• _Input_
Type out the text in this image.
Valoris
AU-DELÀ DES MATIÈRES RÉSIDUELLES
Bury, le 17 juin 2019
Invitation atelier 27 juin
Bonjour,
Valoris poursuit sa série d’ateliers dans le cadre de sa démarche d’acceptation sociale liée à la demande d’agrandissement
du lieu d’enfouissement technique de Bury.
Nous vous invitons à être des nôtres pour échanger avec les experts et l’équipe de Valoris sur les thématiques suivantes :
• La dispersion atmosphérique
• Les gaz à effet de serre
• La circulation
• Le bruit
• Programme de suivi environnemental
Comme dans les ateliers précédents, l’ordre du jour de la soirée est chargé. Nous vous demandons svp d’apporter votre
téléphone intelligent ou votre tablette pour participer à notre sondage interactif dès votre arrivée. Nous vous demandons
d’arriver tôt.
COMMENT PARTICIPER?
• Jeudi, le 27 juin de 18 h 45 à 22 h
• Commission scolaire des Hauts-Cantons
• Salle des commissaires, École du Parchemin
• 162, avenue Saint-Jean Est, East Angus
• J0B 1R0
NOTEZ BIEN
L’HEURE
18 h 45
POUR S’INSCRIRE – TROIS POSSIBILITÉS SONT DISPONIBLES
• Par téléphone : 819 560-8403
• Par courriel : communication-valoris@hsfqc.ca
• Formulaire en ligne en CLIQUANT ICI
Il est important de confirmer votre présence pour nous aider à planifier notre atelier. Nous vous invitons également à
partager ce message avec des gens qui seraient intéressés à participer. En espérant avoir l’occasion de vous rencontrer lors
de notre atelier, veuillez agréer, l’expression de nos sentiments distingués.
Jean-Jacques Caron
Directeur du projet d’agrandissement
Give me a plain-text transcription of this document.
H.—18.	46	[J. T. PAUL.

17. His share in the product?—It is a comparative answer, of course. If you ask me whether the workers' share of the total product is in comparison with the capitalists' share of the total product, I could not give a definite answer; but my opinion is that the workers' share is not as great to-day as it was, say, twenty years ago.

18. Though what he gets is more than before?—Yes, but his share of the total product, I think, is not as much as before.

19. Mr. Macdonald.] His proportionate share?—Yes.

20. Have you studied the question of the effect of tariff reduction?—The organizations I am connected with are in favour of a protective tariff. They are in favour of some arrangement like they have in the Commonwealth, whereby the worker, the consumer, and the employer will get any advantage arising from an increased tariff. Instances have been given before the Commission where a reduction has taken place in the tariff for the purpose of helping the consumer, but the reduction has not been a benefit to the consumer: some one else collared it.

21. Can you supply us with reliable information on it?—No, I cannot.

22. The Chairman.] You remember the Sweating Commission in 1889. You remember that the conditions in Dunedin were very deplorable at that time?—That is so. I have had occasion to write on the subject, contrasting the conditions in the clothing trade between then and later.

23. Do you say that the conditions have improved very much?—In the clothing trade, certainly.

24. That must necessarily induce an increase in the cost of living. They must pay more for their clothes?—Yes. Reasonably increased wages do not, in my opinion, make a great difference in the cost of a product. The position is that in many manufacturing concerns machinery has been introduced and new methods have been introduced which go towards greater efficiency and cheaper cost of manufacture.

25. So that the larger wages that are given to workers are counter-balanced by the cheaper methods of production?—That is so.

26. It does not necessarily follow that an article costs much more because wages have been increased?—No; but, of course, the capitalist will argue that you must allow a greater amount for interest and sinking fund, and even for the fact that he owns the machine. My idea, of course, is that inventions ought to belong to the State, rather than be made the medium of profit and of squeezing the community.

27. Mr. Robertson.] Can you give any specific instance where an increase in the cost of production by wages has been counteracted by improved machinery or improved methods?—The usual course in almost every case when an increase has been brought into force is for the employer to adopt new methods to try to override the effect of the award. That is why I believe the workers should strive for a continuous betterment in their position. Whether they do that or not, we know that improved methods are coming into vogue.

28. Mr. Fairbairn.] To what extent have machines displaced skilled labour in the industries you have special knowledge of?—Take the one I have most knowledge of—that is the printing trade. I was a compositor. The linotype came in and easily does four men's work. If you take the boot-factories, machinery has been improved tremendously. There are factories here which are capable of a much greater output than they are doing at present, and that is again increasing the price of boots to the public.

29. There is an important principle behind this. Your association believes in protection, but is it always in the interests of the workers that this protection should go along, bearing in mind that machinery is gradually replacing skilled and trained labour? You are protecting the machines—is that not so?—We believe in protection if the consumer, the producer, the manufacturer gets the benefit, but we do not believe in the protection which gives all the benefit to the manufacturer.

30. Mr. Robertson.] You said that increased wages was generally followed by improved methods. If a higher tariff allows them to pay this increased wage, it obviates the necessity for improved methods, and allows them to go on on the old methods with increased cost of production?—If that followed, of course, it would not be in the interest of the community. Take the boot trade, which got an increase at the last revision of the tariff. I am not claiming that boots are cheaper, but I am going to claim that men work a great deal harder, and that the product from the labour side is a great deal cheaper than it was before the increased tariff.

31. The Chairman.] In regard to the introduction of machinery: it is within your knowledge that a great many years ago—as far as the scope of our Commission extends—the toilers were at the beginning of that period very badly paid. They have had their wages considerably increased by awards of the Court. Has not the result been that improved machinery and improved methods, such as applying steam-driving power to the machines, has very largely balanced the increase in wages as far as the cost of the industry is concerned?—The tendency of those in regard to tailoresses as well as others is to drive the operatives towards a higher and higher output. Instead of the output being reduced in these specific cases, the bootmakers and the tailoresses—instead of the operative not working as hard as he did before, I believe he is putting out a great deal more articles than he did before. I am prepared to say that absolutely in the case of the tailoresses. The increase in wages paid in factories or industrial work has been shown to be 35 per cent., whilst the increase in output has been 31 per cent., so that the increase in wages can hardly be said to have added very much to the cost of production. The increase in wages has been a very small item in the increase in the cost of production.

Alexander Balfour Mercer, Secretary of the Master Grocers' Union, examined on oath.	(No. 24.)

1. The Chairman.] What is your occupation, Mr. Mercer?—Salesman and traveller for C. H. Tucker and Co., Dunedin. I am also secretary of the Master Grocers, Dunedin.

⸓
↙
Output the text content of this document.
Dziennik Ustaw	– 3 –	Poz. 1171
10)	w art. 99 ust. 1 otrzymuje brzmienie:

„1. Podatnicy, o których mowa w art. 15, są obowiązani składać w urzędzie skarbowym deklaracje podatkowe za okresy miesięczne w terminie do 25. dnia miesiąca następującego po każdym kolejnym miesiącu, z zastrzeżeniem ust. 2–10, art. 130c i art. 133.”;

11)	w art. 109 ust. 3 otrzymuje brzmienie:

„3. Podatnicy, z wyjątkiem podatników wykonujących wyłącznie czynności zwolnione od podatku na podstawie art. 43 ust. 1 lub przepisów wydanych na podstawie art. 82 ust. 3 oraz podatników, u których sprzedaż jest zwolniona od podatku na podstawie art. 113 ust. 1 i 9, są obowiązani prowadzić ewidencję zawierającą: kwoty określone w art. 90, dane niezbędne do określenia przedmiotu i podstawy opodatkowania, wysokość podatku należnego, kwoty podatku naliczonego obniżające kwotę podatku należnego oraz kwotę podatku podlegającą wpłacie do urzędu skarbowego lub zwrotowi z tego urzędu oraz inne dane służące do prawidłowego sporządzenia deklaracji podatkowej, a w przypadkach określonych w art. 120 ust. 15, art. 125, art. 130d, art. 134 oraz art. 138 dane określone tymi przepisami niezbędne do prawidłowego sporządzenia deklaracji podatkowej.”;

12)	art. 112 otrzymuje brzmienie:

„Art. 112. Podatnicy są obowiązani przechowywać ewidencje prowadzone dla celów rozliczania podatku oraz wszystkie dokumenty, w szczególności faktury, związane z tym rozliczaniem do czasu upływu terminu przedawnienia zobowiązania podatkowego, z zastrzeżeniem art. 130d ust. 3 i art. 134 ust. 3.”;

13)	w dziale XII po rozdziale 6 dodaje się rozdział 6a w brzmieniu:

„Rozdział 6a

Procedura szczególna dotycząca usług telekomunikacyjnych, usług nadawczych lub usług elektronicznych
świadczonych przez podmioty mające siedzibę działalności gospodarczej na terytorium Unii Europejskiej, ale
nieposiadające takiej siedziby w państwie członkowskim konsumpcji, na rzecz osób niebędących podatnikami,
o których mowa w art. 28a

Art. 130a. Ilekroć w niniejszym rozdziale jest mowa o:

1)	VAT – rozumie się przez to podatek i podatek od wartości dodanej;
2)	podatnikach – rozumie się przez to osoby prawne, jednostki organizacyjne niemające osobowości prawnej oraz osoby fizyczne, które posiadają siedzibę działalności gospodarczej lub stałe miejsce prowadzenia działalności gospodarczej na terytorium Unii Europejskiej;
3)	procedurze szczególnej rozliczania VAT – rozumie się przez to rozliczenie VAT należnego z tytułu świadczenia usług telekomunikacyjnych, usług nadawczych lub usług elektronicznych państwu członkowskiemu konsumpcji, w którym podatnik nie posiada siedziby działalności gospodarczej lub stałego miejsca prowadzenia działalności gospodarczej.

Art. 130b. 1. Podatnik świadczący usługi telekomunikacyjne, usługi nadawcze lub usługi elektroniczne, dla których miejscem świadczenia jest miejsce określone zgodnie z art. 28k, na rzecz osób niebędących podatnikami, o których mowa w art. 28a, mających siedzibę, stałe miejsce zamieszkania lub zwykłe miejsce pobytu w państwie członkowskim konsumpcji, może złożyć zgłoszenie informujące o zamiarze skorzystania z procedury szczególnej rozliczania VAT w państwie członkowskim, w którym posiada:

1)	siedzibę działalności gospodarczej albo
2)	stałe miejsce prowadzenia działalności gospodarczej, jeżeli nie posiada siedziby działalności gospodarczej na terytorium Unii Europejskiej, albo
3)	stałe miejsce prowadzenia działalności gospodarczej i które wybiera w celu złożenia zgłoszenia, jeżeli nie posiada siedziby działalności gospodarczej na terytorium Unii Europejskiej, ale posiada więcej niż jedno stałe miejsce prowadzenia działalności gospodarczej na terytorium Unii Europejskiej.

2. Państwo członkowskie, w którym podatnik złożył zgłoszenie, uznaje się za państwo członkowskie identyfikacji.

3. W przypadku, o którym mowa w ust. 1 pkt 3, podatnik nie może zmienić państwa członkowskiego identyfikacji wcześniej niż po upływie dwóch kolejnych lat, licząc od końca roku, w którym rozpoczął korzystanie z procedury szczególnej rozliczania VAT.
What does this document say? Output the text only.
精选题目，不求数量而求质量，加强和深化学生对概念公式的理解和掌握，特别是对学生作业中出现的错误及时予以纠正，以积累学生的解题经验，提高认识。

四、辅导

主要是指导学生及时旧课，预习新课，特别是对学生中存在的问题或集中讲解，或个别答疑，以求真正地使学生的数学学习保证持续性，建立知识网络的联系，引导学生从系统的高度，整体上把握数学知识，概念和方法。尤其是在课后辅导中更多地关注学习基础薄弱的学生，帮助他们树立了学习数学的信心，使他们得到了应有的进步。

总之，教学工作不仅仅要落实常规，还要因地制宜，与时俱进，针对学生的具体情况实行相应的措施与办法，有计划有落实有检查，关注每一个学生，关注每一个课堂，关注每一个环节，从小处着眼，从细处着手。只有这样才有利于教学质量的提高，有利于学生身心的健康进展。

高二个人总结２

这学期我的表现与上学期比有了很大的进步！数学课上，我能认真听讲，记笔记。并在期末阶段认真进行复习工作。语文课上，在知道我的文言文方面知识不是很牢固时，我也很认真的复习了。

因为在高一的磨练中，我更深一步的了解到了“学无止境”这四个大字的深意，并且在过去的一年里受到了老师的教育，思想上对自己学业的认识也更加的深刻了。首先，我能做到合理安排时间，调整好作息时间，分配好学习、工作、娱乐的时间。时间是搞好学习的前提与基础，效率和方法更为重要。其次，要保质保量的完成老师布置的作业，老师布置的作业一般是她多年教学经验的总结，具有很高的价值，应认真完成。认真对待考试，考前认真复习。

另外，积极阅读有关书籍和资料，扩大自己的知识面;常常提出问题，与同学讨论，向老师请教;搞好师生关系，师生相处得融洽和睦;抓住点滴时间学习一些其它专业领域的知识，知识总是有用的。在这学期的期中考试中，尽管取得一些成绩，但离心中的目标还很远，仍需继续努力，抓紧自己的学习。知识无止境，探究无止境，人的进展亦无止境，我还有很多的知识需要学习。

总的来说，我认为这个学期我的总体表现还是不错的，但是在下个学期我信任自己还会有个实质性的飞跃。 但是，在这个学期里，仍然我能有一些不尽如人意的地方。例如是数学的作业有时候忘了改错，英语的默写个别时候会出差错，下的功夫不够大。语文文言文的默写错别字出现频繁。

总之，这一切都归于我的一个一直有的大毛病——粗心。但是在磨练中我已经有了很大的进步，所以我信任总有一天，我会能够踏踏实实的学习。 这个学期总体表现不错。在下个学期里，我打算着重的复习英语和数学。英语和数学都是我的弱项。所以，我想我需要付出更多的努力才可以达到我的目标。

• _Aim_
From the entries above, select each line containing the string "Robertson".

• _Reply to the exercise_
27. Mr. Robertson.] Can you give any specific instance where an increase in the cost of production by wages has been counteracted by improved machinery or improved methods?—The usual course in almost every case when an increase has been brought into force is for the employer to adopt new methods to try to override the effect of the award. That is why I believe the workers should strive for a continuous betterment in their position. Whether they do that or not, we know that improved methods are coming into vogue.
30. Mr. Robertson.] You said that increased wages was generally followed by improved methods. If a higher tariff allows them to pay this increased wage, it obviates the necessity for improved methods, and allows them to go on on the old methods with increased cost of production?—If that followed, of course, it would not be in the interest of the community. Take the boot trade, which got an increase at the last revision of the tariff. I am not claiming that boots are cheaper, but I am going to claim that men work a great deal harder, and that the product from the labour side is a great deal cheaper than it was before the increased tariff.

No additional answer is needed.